** begin GIVEN RECORDS **
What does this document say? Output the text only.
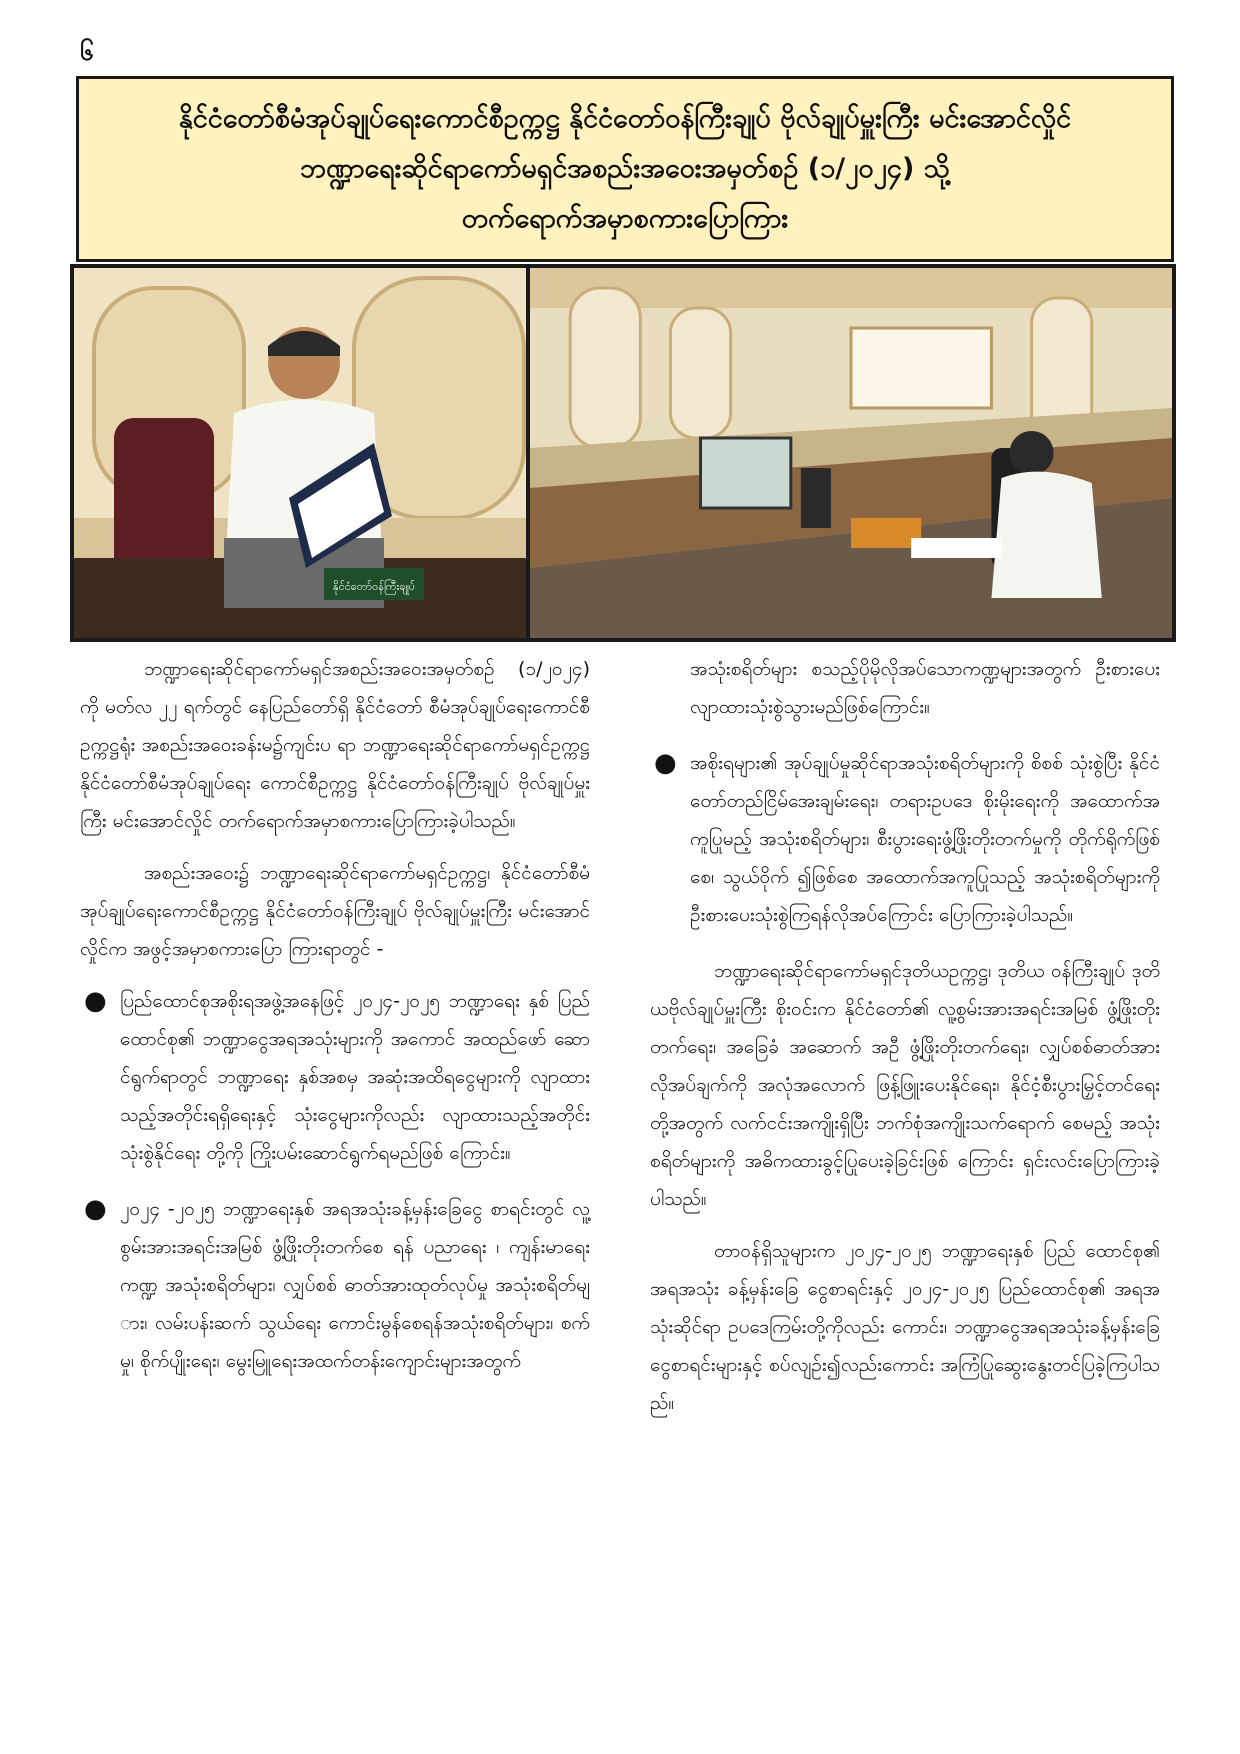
၆
နိုင်ငံတော်စီမံအုပ်ချုပ်ရေးကောင်စီဥက္ကဋ္ဌ နိုင်ငံတော်ဝန်ကြီးချုပ် ဗိုလ်ချုပ်မှူးကြီး မင်းအောင်လှိုင်
ဘဏ္ဍာရေးဆိုင်ရာကော်မရှင်အစည်းအဝေးအမှတ်စဉ် (၁/၂၀၂၄) သို့
တက်ရောက်အမှာစကားပြောကြား
နိုင်ငံတော်ဝန်ကြီးချုပ်

ဘဏ္ဍာရေးဆိုင်ရာကော်မရှင်အစည်းအဝေးအမှတ်စဉ် (၁/၂၀၂၄)ကို မတ်လ ၂၂ ရက်တွင် နေပြည်တော်ရှိ နိုင်ငံတော် စီမံအုပ်ချုပ်ရေးကောင်စီဥက္ကဋ္ဌရုံး အစည်းအဝေးခန်းမ၌ကျင်းပ ရာ ဘဏ္ဍာရေးဆိုင်ရာကော်မရှင်ဥက္ကဋ္ဌ နိုင်ငံတော်စီမံအုပ်ချုပ်ရေး ကောင်စီဥက္ကဋ္ဌ နိုင်ငံတော်ဝန်ကြီးချုပ် ဗိုလ်ချုပ်မှူးကြီး မင်းအောင်လှိုင် တက်ရောက်အမှာစကားပြောကြားခဲ့ပါသည်။

အစည်းအဝေး၌ ဘဏ္ဍာရေးဆိုင်ရာကော်မရှင်ဥက္ကဋ္ဌ၊ နိုင်ငံတော်စီမံအုပ်ချုပ်ရေးကောင်စီဥက္ကဋ္ဌ နိုင်ငံတော်ဝန်ကြီးချုပ် ဗိုလ်ချုပ်မှူးကြီး မင်းအောင်လှိုင်က အဖွင့်အမှာစကားပြော ကြားရာတွင် -

● ပြည်ထောင်စုအစိုးရအဖွဲ့အနေဖြင့် ၂၀၂၄-၂၀၂၅ ဘဏ္ဍာရေး နှစ် ပြည်ထောင်စု၏ ဘဏ္ဍာငွေအရအသုံးများကို အကောင် အထည်ဖော် ဆောင်ရွက်ရာတွင် ဘဏ္ဍာရေး နှစ်အစမှ အဆုံးအထိရငွေများကို လျာထားသည့်အတိုင်းရရှိရေးနှင့် သုံးငွေများကိုလည်း လျာထားသည့်အတိုင်း သုံးစွဲနိုင်ရေး တို့ကို ကြိုးပမ်းဆောင်ရွက်ရမည်ဖြစ် ကြောင်း။
● ၂၀၂၄ -၂၀၂၅ ဘဏ္ဍာရေးနှစ် အရအသုံးခန့်မှန်းခြေငွေ စာရင်းတွင် လူ့စွမ်းအားအရင်းအမြစ် ဖွံ့ဖြိုးတိုးတက်စေ ရန် ပညာရေး ၊ ကျန်းမာရေးကဏ္ဍ အသုံးစရိတ်များ၊ လျှပ်စစ် ဓာတ်အားထုတ်လုပ်မှု အသုံးစရိတ်များ၊ လမ်းပန်းဆက် သွယ်ရေး ကောင်းမွန်စေရန်အသုံးစရိတ်များ၊ စက်မှု၊ စိုက်ပျိုးရေး၊ မွေးမြူရေးအထက်တန်းကျောင်းများအတွက်
အသုံးစရိတ်များ စသည့်ပိုမိုလိုအပ်သောကဏ္ဍများအတွက် ဦးစားပေး လျာထားသုံးစွဲသွားမည်ဖြစ်ကြောင်း။
● အစိုးရများ၏ အုပ်ချုပ်မှုဆိုင်ရာအသုံးစရိတ်များကို စိစစ် သုံးစွဲပြီး နိုင်ငံတော်တည်ငြိမ်အေးချမ်းရေး၊ တရားဥပဒေ စိုးမိုးရေးကို အထောက်အကူပြုမည့် အသုံးစရိတ်များ၊ စီးပွားရေးဖွံ့ဖြိုးတိုးတက်မှုကို တိုက်ရိုက်ဖြစ်စေ၊ သွယ်ဝိုက် ၍ဖြစ်စေ အထောက်အကူပြုသည့် အသုံးစရိတ်များကို ဦးစားပေးသုံးစွဲကြရန်လိုအပ်ကြောင်း ပြောကြားခဲ့ပါသည်။

ဘဏ္ဍာရေးဆိုင်ရာကော်မရှင်ဒုတိယဥက္ကဋ္ဌ၊ ဒုတိယ ဝန်ကြီးချုပ် ဒုတိယဗိုလ်ချုပ်မှူးကြီး စိုးဝင်းက နိုင်ငံတော်၏ လူ့စွမ်းအားအရင်းအမြစ် ဖွံ့ဖြိုးတိုးတက်ရေး၊ အခြေခံ အဆောက် အဦ ဖွံ့ဖြိုးတိုးတက်ရေး၊ လျှပ်စစ်ဓာတ်အား လိုအပ်ချက်ကို အလုံအလောက် ဖြန့်ဖြူးပေးနိုင်ရေး၊ နိုင်ငံ့စီးပွားမြှင့်တင်ရေး တို့အတွက် လက်ငင်းအကျိုးရှိပြီး ဘက်စုံအကျိုးသက်ရောက် စေမည့် အသုံးစရိတ်များကို အဓိကထားခွင့်ပြုပေးခဲ့ခြင်းဖြစ် ကြောင်း ရှင်းလင်းပြောကြားခဲ့ပါသည်။

တာဝန်ရှိသူများက ၂၀၂၄-၂၀၂၅ ဘဏ္ဍာရေးနှစ် ပြည် ထောင်စု၏ အရအသုံး ခန့်မှန်းခြေ ငွေစာရင်းနှင့် ၂၀၂၄-၂၀၂၅ ပြည်ထောင်စု၏ အရအသုံးဆိုင်ရာ ဥပဒေကြမ်းတို့ကိုလည်း ကောင်း၊ ဘဏ္ဍာငွေအရအသုံးခန့်မှန်းခြေ ငွေစာရင်းများနှင့် စပ်လျဉ်း၍လည်းကောင်း အကြံပြုဆွေးနွေးတင်ပြခဲ့ကြပါသည်။
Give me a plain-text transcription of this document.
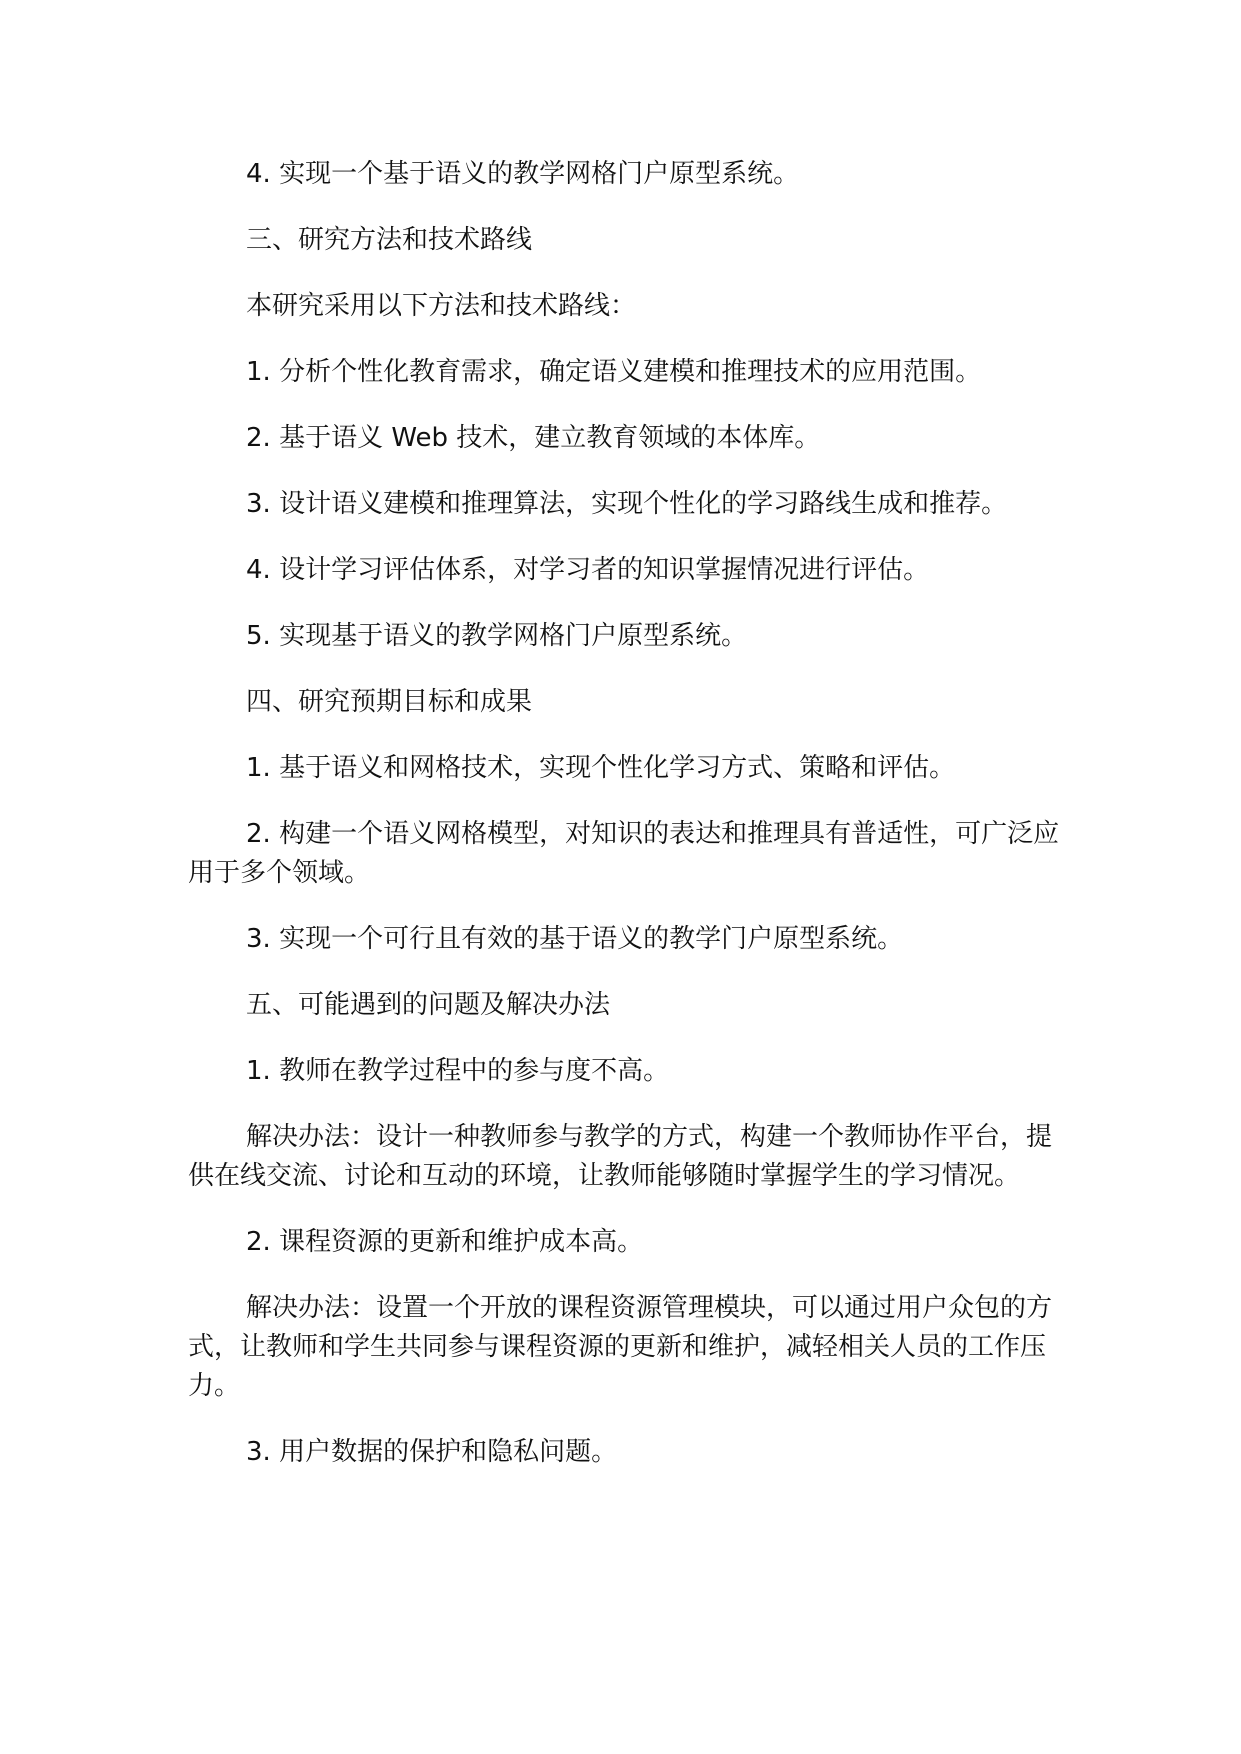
4. 实现一个基于语义的教学网格门户原型系统。

三、研究方法和技术路线

本研究采用以下方法和技术路线：

1. 分析个性化教育需求，确定语义建模和推理技术的应用范围。

2. 基于语义 Web 技术，建立教育领域的本体库。

3. 设计语义建模和推理算法，实现个性化的学习路线生成和推荐。

4. 设计学习评估体系，对学习者的知识掌握情况进行评估。

5. 实现基于语义的教学网格门户原型系统。

四、研究预期目标和成果

1. 基于语义和网格技术，实现个性化学习方式、策略和评估。

2. 构建一个语义网格模型，对知识的表达和推理具有普适性，可广泛应用于多个领域。

3. 实现一个可行且有效的基于语义的教学门户原型系统。

五、可能遇到的问题及解决办法

1. 教师在教学过程中的参与度不高。

解决办法：设计一种教师参与教学的方式，构建一个教师协作平台，提供在线交流、讨论和互动的环境，让教师能够随时掌握学生的学习情况。

2. 课程资源的更新和维护成本高。

解决办法：设置一个开放的课程资源管理模块，可以通过用户众包的方式，让教师和学生共同参与课程资源的更新和维护，减轻相关人员的工作压力。

3. 用户数据的保护和隐私问题。
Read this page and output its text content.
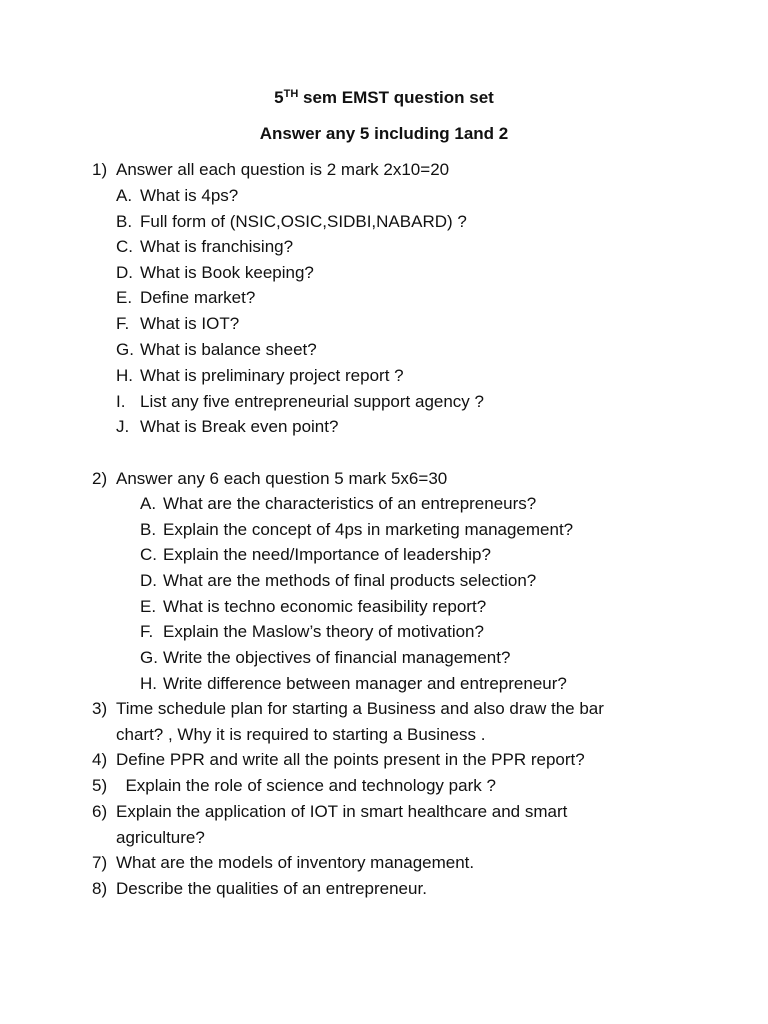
5TH sem EMST question set
Answer any 5 including 1and 2
1) Answer all each question is 2 mark 2x10=20
A. What is 4ps?
B. Full form of (NSIC,OSIC,SIDBI,NABARD) ?
C. What is franchising?
D. What is Book keeping?
E. Define market?
F. What is IOT?
G. What is balance sheet?
H. What is preliminary project report ?
I. List any five entrepreneurial support agency ?
J. What is Break even point?
2) Answer any 6 each question 5 mark 5x6=30
A. What are the characteristics of an entrepreneurs?
B. Explain the concept of 4ps in marketing management?
C. Explain the need/Importance of leadership?
D. What are the methods of final products selection?
E. What is techno economic feasibility report?
F. Explain the Maslow’s theory of motivation?
G. Write the objectives of financial management?
H. Write difference between manager and entrepreneur?
3) Time schedule plan for starting a Business and also draw the bar
chart? , Why it is required to starting a Business .
4) Define PPR and write all the points present in the PPR report?
5) Explain the role of science and technology park ?
6) Explain the application of IOT in smart healthcare and smart
agriculture?
7) What are the models of inventory management.
8) Describe the qualities of an entrepreneur.
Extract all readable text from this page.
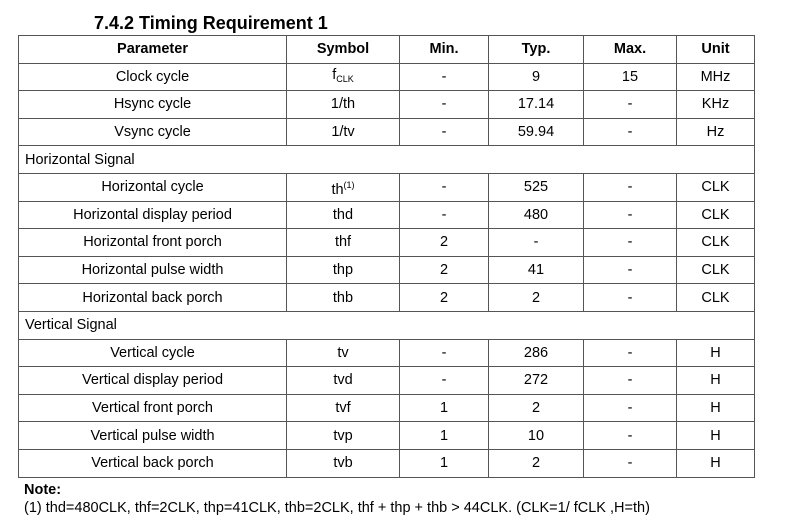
7.4.2 Timing Requirement 1
Parameter	Symbol	Min.	Typ.	Max.	Unit
Clock cycle	$f_{CLK}$	-	9	15	MHz
Hsync cycle	1/th	-	17.14	-	KHz
Vsync cycle	1/tv	-	59.94	-	Hz
Horizontal Signal					
Horizontal cycle	$th^{(1)}$	-	525	-	CLK
Horizontal display period	thd	-	480	-	CLK
Horizontal front porch	thf	2	-	-	CLK
Horizontal pulse width	thp	2	41	-	CLK
Horizontal back porch	thb	2	2	-	CLK
Vertical Signal					
Vertical cycle	tv	-	286	-	H
Vertical display period	tvd	-	272	-	H
Vertical front porch	tvf	1	2	-	H
Vertical pulse width	tvp	1	10	-	H
Vertical back porch	tvb	1	2	-	H
Note:
(1) thd=480CLK, thf=2CLK, thp=41CLK, thb=2CLK, thf + thp + thb > 44CLK. (CLK=1/ fCLK ,H=th)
** end GIVEN RECORDS **
» PROBLEM DESCRIPTION: Count how many lines hold the string "Answer" and give that number alone.

» SOLUTION TO THIS TASK: 3